### Extracted data entries
** begin **

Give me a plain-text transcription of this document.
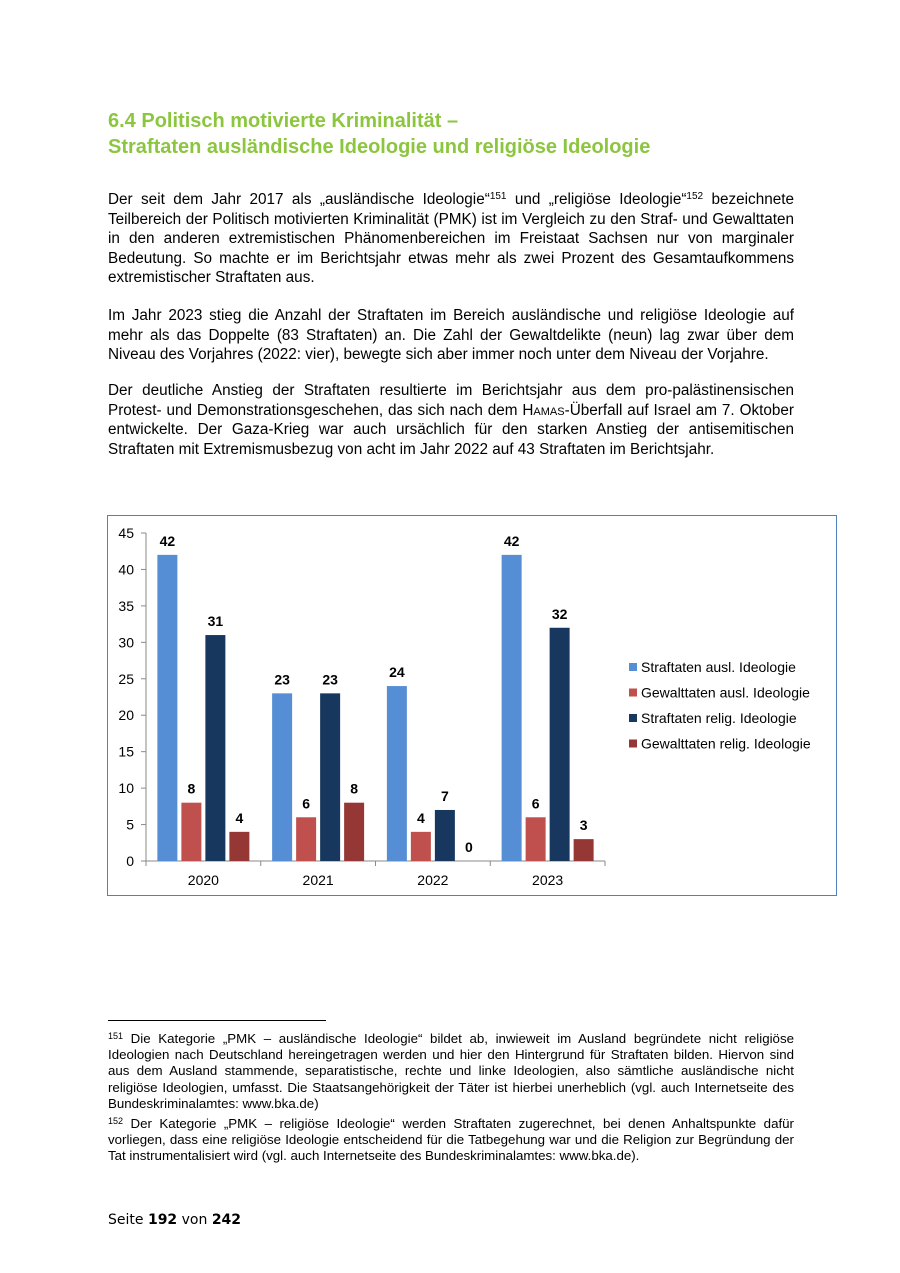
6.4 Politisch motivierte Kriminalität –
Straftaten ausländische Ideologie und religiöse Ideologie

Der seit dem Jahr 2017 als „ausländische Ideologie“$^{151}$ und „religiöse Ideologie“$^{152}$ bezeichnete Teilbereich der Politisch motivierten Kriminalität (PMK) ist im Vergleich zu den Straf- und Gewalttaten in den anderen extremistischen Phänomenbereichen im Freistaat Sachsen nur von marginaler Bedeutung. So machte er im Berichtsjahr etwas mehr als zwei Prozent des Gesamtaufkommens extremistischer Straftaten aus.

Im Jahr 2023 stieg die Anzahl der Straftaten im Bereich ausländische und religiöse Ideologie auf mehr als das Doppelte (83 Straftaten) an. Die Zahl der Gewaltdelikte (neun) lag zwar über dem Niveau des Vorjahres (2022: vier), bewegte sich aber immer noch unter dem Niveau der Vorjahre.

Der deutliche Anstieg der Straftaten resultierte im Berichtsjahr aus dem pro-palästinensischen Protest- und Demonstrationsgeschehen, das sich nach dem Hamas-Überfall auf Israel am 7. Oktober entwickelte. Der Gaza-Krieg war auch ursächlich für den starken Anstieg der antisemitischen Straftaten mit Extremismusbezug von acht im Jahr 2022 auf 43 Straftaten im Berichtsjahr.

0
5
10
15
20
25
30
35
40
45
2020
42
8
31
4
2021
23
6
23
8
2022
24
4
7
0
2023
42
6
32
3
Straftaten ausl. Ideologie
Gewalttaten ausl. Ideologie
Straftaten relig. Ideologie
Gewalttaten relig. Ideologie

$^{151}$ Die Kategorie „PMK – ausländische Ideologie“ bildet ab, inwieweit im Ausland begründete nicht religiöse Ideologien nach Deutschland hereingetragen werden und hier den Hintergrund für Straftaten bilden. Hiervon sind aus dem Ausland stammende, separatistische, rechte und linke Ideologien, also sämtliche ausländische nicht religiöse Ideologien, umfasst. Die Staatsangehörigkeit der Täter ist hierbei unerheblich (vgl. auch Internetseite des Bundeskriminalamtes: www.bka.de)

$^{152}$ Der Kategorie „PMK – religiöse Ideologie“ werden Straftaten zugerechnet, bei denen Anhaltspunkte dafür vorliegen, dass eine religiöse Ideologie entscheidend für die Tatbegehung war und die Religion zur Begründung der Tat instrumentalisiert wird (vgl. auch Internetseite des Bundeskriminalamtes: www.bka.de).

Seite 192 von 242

** end **
** begin **

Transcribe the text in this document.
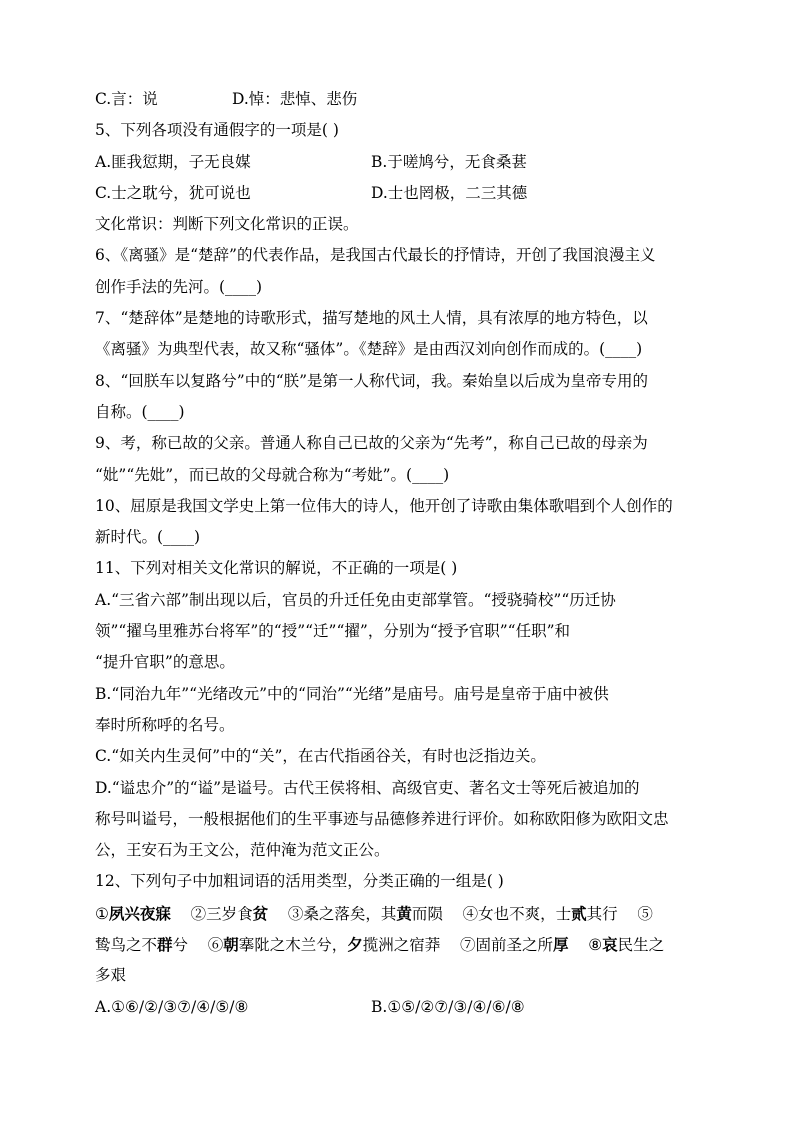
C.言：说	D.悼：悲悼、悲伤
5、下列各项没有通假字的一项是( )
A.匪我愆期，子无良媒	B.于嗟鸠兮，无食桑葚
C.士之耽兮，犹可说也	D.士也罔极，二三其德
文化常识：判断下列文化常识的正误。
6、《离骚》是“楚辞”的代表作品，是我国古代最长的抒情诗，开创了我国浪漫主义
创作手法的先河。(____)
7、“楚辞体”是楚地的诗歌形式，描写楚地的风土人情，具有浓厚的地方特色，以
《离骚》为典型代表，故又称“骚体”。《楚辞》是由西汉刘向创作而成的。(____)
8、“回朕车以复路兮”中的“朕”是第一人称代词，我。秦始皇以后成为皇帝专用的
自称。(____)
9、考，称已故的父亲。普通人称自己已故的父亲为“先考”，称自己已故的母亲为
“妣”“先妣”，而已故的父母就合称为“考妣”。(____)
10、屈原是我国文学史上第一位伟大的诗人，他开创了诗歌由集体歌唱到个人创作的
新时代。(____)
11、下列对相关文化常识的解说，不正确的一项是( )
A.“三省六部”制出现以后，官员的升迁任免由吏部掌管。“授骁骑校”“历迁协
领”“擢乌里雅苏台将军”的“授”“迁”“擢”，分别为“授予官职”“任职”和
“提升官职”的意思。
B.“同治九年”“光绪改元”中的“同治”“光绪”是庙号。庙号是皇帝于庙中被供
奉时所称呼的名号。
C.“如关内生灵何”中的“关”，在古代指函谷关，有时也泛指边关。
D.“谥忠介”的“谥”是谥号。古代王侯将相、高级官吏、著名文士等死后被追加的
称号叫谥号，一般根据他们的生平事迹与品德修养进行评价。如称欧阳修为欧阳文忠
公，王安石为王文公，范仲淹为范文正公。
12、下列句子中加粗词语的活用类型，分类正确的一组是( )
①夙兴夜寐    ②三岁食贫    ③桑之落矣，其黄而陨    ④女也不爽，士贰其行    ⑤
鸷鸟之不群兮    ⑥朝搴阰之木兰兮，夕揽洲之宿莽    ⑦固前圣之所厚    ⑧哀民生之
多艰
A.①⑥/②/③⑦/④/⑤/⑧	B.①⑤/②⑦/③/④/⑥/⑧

** end **

Copy out the lines in which the string "Kategorie" appears.

$^{151}$ Die Kategorie „PMK – ausländische Ideologie“ bildet ab, inwieweit im Ausland begründete nicht religiöse Ideologien nach Deutschland hereingetragen werden und hier den Hintergrund für Straftaten bilden. Hiervon sind aus dem Ausland stammende, separatistische, rechte und linke Ideologien, also sämtliche ausländische nicht religiöse Ideologien, umfasst. Die Staatsangehörigkeit der Täter ist hierbei unerheblich (vgl. auch Internetseite des Bundeskriminalamtes: www.bka.de)
$^{152}$ Der Kategorie „PMK – religiöse Ideologie“ werden Straftaten zugerechnet, bei denen Anhaltspunkte dafür vorliegen, dass eine religiöse Ideologie entscheidend für die Tatbegehung war und die Religion zur Begründung der Tat instrumentalisiert wird (vgl. auch Internetseite des Bundeskriminalamtes: www.bka.de).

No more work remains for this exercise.